Task details
Update the JSON tutorial from the words "In JSON, there" through "array are separated by commas and enclosed in square brackets.", putting "ordered sequence" wherever "ordered list" appears.

Passage given
====

DataScience Workbook / 05. Introduction to Programming / 3. Introduction to Python Programming / 3.3 JSON Module - Encoding & Decoding JSON Data


Before starting this tutorial, there are a few requirements that you should have in place.

Introduction

JSON (JavaScript Object Notation) format is a lightweight data storage format based on a subset of the JavaScript programming language, but is language independent and can be used with any programming language.

NOTE:
JSON is a lightweight data interchange format that is easy for humans to read and write, and easy for machines to parse and generate. It is widely used for web APIs, configuration files, and other data exchange purposes.


The official documentation for the JSON module in Python can be found at https://docs.python.org/3/library/json.html ⤴

JSON format

JSON format is built on two data structures: objects and arrays.
An object is an unordered collection of key:value pairs, where:

  • the keys (also called names) are strings and
  • the values can be any valid JSON data type (strings, numbers, booleans, objects, or arrays).

An array is an ordered list of values, where each value can be any valid JSON data type.

In JSON, there are two main types of brackets used:
A. square brackets [] to define arrays
B. curly braces {} to define objects
These two types of brackets are the building blocks of JSON data structures.

A. Square brackets [ ]

Square brackets are used to define an array in JSON. An array is an ordered list of values, where each value can be any valid JSON data type (strings, numbers, booleans, objects, or arrays). The values in an array are separated by commas and enclosed in square brackets.

Here’s an example of a JSON array:

[
  "New York",
  "London",
  "Warsaw"
]

In this example, the array contains three values: “apple”, “banana”, and “cherry”. The values are separated by commas and enclosed in square brackets.

B. Curly braces { }

Curly braces are used to define an object in JSON. An object is an unordered collection of key-value pairs, where the keys are strings and the values can be any valid JSON data type (strings, numbers, booleans, objects, or arrays). The key:value pairs in an object are separated by commas and enclosed in curly braces.

Here’s an example of a JSON object:

{
  "name": "John",
  "age": 30,
  "city": "New York"

====

Dataset

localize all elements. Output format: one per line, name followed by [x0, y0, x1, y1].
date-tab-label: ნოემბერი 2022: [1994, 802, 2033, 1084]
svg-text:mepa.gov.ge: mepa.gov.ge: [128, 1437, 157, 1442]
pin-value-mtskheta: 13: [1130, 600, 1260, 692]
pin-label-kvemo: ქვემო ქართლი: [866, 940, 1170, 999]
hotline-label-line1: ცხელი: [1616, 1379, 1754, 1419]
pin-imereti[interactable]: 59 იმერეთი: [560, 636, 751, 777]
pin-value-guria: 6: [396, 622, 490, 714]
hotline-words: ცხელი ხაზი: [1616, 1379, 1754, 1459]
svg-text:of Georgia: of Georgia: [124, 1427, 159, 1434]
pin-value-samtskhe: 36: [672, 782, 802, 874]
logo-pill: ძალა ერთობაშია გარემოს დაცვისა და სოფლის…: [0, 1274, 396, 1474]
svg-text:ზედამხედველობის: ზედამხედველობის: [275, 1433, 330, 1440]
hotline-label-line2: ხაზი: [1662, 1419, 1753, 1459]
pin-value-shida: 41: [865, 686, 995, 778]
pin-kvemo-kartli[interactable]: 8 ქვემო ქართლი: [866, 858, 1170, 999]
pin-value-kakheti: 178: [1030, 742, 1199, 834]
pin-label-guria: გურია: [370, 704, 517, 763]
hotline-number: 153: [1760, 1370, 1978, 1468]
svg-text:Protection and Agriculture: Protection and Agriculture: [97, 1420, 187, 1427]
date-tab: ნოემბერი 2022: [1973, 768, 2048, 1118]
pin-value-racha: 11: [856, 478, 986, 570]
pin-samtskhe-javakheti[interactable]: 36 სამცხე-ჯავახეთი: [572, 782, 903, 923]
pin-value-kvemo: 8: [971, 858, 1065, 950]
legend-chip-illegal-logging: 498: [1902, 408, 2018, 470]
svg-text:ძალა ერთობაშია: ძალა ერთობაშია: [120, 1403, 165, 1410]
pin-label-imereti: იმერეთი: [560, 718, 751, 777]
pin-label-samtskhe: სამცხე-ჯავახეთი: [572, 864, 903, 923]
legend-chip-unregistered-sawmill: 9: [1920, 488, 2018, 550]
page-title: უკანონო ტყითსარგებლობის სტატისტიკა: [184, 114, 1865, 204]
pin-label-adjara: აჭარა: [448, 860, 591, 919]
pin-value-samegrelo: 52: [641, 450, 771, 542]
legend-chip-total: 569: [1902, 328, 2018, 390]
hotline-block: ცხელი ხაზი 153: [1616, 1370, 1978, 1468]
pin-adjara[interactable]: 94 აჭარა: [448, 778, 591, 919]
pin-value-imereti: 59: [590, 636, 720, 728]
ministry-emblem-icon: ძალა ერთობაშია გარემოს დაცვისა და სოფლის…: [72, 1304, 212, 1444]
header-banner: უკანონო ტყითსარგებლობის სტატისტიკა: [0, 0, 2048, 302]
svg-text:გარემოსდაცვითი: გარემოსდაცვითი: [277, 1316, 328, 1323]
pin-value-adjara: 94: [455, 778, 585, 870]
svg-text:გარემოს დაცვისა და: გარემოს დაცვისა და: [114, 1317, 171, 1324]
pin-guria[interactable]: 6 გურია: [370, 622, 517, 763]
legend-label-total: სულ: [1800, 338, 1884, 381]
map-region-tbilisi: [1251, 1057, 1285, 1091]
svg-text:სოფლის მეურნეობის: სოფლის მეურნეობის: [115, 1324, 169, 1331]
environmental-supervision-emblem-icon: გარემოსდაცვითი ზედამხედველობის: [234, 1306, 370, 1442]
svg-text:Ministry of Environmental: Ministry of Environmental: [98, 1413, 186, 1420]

====

Written reply
In JSON, there are two main types of brackets used:
A. square brackets [] to define arrays
B. curly braces {} to define objects
These two types of brackets are the building blocks of JSON data structures.

A. Square brackets [ ]

Square brackets are used to define an array in JSON. An array is an ordered sequence of values, where each value can be any valid JSON data type (strings, numbers, booleans, objects, or arrays). The values in an array are separated by commas and enclosed in square brackets.